WRITTEN PROBLEM: Write the material out again in full, exactly.

DATA SUPPLIED:

----------------------------------------

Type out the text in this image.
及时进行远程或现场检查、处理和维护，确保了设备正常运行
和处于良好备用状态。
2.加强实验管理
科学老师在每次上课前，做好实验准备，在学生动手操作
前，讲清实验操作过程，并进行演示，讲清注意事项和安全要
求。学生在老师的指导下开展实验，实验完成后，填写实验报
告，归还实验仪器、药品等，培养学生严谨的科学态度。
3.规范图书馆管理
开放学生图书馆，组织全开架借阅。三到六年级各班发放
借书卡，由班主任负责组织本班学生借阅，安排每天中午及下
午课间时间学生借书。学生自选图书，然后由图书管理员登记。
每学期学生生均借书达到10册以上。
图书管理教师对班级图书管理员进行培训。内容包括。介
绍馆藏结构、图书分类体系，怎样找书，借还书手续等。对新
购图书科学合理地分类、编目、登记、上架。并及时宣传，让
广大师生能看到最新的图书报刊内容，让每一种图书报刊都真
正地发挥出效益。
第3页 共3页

----------------------------------------

FULL SOLUTION:
Type out the text in this image.
及时进行远程或现场检查、处理和维护，确保了设备正常运行
和处于良好备用状态。
2.加强实验管理
科学老师在每次上课前，做好实验准备，在学生动手操作
前，讲清实验操作过程，并进行演示，讲清注意事项和安全要
求。学生在老师的指导下开展实验，实验完成后，填写实验报
告，归还实验仪器、药品等，培养学生严谨的科学态度。
3.规范图书馆管理
开放学生图书馆，组织全开架借阅。三到六年级各班发放
借书卡，由班主任负责组织本班学生借阅，安排每天中午及下
午课间时间学生借书。学生自选图书，然后由图书管理员登记。
每学期学生生均借书达到10册以上。
图书管理教师对班级图书管理员进行培训。内容包括。介
绍馆藏结构、图书分类体系，怎样找书，借还书手续等。对新
购图书科学合理地分类、编目、登记、上架。并及时宣传，让
广大师生能看到最新的图书报刊内容，让每一种图书报刊都真
正地发挥出效益。
第3页 共3页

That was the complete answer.